→ **Prompt**
Pick up the House of Commons speech below and carry it on from its last sentence.

--- START OF Document passage ---

I draw the attention of the Government Front Bench to both those maiden speeches from their own back benches. We sometimes suggest that maiden speeches should be non-controversial in character, and I always understood that being non-controversial meant that hon. Members on one side should not offend hon. Members on the other side of the House. These two hon. Members on the Government side put forward some very shrewd criticisms which came very near 1969 to being controversial, and I hope that the enterprise, initiative and courage which they have shown in putting forward those views will come to the attention of the Minister of Health when he reads HANSARD tomorrow.
I thought this Bill was to be a very non-controversial Bill, and I wondered how it would be possible for the right hon. Gentleman the Minister of Health to produce a Bill that was non-controversial and perhaps rather dull. I must say that, after listening to his speech on a Bill the principles of which most of us support, I thought that when he came to diversity of views between Scotland and England, at any rate we had got down to the controversial part. Most of the speeches that have so far been made have been directed not so much to the objects in view as to the question how the Bill can be made to work in practice. Almost every hon. Member has pointed out that, although a certain thing might be intended, the Bill might have the reverse effect put into practice. Of course, a great deal of legislation does have the reverse effect from that intended. I well remember that Lord Runciman, who used to be President of the Board of Trade, once told me, when I was Member for Stockport, that the real trouble he would have in giving effect to an application I had made, which had to do with rabbits, would be that the niggers in West Africa would be deprived of their top hats, and that it was quite likely there would be a riot. Legislation sometimes has peculiar effects. I suggest that in regard to this Bill, it is not enough for the Minister to want to bring about a certain state of affairs; he must be sure that the Measure will bring about that state of affairs.

--- END OF Document passage ---
--- START OF Extracted data ---

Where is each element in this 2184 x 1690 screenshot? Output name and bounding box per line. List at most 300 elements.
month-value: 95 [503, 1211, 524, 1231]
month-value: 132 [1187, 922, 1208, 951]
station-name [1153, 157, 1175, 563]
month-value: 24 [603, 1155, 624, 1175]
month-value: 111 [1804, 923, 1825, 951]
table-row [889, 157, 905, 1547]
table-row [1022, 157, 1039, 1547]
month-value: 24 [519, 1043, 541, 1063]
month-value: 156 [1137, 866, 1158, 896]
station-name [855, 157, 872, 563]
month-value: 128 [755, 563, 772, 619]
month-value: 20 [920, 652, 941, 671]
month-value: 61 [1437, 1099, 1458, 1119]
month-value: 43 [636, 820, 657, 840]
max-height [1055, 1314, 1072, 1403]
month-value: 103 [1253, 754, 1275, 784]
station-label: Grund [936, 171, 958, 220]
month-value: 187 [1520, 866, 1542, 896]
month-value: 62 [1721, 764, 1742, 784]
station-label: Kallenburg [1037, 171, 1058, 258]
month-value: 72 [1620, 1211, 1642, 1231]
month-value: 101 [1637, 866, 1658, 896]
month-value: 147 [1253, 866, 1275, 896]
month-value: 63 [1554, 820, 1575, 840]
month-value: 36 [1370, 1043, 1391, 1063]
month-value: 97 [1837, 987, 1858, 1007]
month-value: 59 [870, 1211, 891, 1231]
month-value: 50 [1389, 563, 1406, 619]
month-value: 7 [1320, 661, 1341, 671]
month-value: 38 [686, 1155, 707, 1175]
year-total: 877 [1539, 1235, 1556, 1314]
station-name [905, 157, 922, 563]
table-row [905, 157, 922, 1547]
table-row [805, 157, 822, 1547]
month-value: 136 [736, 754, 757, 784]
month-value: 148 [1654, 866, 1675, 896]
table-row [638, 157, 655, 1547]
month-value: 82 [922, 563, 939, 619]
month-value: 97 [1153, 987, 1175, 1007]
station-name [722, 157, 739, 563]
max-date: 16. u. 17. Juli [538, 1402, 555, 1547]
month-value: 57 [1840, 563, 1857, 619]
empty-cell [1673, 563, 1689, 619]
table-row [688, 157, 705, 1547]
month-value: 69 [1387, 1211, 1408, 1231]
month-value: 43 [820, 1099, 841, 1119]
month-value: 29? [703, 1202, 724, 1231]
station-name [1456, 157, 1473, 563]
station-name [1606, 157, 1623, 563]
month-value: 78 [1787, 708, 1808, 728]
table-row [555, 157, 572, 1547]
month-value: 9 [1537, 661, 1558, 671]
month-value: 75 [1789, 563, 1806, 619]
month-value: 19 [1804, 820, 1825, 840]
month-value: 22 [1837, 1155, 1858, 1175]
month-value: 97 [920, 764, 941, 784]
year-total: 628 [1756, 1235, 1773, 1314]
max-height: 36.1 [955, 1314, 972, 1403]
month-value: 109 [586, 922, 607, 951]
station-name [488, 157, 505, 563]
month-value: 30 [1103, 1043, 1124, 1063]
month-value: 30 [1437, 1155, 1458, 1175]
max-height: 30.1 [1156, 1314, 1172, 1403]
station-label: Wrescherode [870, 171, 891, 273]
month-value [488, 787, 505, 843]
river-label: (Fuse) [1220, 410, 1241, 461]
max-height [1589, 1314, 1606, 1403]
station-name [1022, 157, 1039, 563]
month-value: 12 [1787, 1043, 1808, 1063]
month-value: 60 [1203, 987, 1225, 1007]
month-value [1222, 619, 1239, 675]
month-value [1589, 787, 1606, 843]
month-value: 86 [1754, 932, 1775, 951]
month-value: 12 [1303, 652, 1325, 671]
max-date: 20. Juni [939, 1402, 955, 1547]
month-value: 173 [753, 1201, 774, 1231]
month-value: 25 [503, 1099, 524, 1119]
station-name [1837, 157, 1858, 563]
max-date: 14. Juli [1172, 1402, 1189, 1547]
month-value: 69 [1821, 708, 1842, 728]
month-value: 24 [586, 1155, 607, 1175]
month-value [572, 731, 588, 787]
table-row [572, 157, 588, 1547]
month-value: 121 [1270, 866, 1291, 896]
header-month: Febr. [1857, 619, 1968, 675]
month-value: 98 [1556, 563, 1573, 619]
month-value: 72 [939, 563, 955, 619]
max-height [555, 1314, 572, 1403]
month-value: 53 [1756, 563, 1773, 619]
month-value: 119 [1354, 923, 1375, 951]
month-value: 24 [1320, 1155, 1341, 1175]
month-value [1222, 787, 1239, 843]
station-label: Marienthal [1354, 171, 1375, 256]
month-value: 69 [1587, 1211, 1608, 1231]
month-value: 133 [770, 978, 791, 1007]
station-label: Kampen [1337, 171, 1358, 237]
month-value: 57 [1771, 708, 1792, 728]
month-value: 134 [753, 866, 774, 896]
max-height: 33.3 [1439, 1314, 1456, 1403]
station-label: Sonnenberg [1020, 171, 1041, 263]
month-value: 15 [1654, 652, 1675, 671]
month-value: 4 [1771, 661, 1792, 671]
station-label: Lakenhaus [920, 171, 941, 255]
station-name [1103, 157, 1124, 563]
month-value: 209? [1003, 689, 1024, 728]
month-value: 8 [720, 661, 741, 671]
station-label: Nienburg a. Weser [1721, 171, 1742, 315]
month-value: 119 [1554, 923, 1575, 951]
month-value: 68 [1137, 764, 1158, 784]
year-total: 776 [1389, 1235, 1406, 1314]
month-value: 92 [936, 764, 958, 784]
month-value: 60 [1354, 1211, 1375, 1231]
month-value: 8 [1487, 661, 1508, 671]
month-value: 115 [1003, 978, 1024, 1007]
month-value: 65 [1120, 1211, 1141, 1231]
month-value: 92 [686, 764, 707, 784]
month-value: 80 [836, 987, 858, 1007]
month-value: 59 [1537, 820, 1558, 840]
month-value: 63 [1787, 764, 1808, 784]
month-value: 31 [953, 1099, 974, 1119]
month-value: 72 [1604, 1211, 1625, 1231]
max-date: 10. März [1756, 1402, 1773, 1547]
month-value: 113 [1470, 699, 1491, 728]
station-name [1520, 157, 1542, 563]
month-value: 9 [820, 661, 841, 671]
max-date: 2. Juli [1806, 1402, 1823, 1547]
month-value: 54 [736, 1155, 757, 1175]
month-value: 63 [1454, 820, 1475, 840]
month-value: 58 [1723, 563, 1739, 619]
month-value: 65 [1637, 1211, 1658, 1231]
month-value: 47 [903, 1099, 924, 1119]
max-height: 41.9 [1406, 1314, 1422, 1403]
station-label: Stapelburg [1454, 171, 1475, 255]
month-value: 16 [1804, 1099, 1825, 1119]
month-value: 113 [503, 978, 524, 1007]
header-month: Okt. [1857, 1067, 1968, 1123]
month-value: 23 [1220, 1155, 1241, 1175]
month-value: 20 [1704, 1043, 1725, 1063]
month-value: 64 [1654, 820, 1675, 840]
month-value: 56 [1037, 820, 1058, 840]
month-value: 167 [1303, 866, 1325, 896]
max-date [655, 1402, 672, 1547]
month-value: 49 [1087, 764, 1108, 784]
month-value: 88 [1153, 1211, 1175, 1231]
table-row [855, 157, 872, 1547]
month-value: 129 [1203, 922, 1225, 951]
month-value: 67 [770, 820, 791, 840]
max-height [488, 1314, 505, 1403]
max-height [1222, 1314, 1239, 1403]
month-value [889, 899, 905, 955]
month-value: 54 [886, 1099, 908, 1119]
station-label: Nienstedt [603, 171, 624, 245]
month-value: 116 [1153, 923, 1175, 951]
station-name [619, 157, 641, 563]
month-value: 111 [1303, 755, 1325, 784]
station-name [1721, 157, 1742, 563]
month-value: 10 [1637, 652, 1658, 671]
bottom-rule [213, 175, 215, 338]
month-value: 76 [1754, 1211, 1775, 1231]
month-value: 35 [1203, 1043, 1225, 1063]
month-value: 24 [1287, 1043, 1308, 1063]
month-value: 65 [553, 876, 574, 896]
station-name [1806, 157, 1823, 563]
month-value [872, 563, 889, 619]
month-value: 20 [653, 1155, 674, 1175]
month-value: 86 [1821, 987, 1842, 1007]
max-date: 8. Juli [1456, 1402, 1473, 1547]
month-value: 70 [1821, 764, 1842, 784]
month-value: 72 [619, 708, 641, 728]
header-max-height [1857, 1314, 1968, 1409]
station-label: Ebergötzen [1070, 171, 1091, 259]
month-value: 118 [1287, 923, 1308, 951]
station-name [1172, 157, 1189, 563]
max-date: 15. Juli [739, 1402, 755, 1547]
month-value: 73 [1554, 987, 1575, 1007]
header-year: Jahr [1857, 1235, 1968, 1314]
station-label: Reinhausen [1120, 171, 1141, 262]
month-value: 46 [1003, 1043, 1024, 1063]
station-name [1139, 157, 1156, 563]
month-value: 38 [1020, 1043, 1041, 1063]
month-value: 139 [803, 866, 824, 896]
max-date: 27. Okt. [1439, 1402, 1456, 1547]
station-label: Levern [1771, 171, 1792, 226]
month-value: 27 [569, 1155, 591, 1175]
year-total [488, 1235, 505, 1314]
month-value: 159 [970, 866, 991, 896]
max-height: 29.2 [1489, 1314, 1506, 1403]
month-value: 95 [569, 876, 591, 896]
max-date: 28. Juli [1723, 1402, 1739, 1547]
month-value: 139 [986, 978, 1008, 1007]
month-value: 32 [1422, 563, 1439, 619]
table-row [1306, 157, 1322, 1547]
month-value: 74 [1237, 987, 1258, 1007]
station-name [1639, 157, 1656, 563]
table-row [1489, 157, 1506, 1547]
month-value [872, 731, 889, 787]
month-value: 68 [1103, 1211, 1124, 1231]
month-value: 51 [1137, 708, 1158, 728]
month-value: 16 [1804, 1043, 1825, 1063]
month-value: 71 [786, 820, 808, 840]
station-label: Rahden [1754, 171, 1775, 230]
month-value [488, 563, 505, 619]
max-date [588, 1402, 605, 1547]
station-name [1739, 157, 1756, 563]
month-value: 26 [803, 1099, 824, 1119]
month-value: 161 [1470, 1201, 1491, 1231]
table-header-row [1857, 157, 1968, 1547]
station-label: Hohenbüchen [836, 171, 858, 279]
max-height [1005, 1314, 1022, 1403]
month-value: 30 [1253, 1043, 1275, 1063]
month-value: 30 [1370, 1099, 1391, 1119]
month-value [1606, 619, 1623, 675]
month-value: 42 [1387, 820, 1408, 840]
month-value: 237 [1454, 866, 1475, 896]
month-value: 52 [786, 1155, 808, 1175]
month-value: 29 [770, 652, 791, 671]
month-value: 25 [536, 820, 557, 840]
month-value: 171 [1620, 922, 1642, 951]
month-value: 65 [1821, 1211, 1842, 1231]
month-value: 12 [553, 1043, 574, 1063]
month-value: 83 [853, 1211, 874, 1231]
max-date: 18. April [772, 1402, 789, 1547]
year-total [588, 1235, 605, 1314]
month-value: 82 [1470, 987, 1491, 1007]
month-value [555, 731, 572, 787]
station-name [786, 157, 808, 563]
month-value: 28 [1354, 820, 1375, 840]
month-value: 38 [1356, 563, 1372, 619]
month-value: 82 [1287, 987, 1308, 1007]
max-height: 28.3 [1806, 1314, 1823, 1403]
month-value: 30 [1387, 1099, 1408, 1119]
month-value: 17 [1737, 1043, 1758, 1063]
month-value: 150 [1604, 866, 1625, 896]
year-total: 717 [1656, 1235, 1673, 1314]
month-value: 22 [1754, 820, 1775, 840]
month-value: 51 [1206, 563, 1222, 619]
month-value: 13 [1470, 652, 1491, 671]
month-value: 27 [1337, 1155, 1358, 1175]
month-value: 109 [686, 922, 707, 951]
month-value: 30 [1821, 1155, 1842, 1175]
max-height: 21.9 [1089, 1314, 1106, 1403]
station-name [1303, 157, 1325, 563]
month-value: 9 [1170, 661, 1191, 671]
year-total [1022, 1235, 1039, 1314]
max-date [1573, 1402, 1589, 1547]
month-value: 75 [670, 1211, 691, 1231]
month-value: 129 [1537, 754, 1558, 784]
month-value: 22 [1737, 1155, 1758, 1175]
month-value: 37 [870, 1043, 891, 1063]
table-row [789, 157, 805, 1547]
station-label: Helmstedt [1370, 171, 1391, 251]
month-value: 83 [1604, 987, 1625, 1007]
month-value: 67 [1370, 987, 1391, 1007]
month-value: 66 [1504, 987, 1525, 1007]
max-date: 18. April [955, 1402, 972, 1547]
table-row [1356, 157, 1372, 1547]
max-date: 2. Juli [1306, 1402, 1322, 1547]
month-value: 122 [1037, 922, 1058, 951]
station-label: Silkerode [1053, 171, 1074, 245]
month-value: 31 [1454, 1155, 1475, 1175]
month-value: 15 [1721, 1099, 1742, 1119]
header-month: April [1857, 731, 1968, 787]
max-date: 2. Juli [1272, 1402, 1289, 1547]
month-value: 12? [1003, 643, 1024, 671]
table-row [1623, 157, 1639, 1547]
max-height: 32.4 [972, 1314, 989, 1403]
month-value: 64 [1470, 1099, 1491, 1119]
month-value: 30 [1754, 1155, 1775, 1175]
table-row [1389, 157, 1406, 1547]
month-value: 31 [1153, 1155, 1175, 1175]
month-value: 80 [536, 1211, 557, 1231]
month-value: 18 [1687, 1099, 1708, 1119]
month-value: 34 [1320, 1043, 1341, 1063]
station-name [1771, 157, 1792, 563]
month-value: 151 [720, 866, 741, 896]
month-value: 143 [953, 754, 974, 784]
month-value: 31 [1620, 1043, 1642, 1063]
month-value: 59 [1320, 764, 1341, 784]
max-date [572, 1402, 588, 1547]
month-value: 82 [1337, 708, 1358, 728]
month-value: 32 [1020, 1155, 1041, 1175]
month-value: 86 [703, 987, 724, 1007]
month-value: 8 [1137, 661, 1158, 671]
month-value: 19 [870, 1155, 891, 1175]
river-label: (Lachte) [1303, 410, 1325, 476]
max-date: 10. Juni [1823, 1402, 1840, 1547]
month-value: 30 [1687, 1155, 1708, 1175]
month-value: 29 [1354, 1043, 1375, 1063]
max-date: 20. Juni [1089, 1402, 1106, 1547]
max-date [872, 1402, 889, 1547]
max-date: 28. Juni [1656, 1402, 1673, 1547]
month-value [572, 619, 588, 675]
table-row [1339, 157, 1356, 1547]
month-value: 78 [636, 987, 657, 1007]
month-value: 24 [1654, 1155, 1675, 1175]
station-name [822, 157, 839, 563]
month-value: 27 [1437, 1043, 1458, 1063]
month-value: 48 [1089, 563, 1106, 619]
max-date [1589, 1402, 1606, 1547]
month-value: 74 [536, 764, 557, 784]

--- END OF Extracted data ---

→ **Result below**
All hon. Members want to see profiteering stopped. With all the arguments concerning that I entirely agree. We have to consider this Bill from the point of view of seeing how it can be made to work. The first point with which I want to deal is this. We do not want to discourage people from letting rooms. We must make more premises available, and if in fact the Bill makes fewer available, it will not be a success. There may be a large number of people who, when they realise the heavy sanctions which there are under this Measure, will be frightened to let part of their premises or their 1970 houses. I suggest to the Minister that in such cases, before a contract is signed, it ought to be open to the parties concerned to take the contract to a tribunal and say, "We are considering making a letting at this rent; may we have your sanction for this being a reasonable rent?" This would avoid frightening people who might very well be frightened by the provisions of the Measure.
The second point I want to put to the Minister is based upon the argument that was made by my right hon. and learned Friend the Member for North Croydon (Mr. Willink). I think his argument was overwhelming, and I ask the Parliamentary Secretary to look into the matter. In the case of a very low rental, an application can be made to a tribunal, and as far as I can see from the Bill, the tribunal can either approve or decrease the rent. Obviously, in the case of a low rental, the tribunal would not decrease the rent. It will be obliged to register the existing rent, although in fact it is below a reasonable rent. This means that a tenant who may have premises at a very low rental will at once say, "I will have this registered as the rent, although in fact it is worth considerably more. "The result of this provision will tend to be to prevent lessors from making generous lettings.
I know of instances in my own part of the country where cottages are let at no rents. [Interruption.] I do not know why the entire Independent Labour Party, which usually sits close to me, has now gone down to the end of the Bench. I should have thought that on this occasion, when it is a question of letting cottages at no rent at all, they would have come quite close to me. I feel there is a point in the argument of my right hon. and learned Friend the Member for North Croydon that the tribunals should have power to increase rents where they decide that such an increase is necessary.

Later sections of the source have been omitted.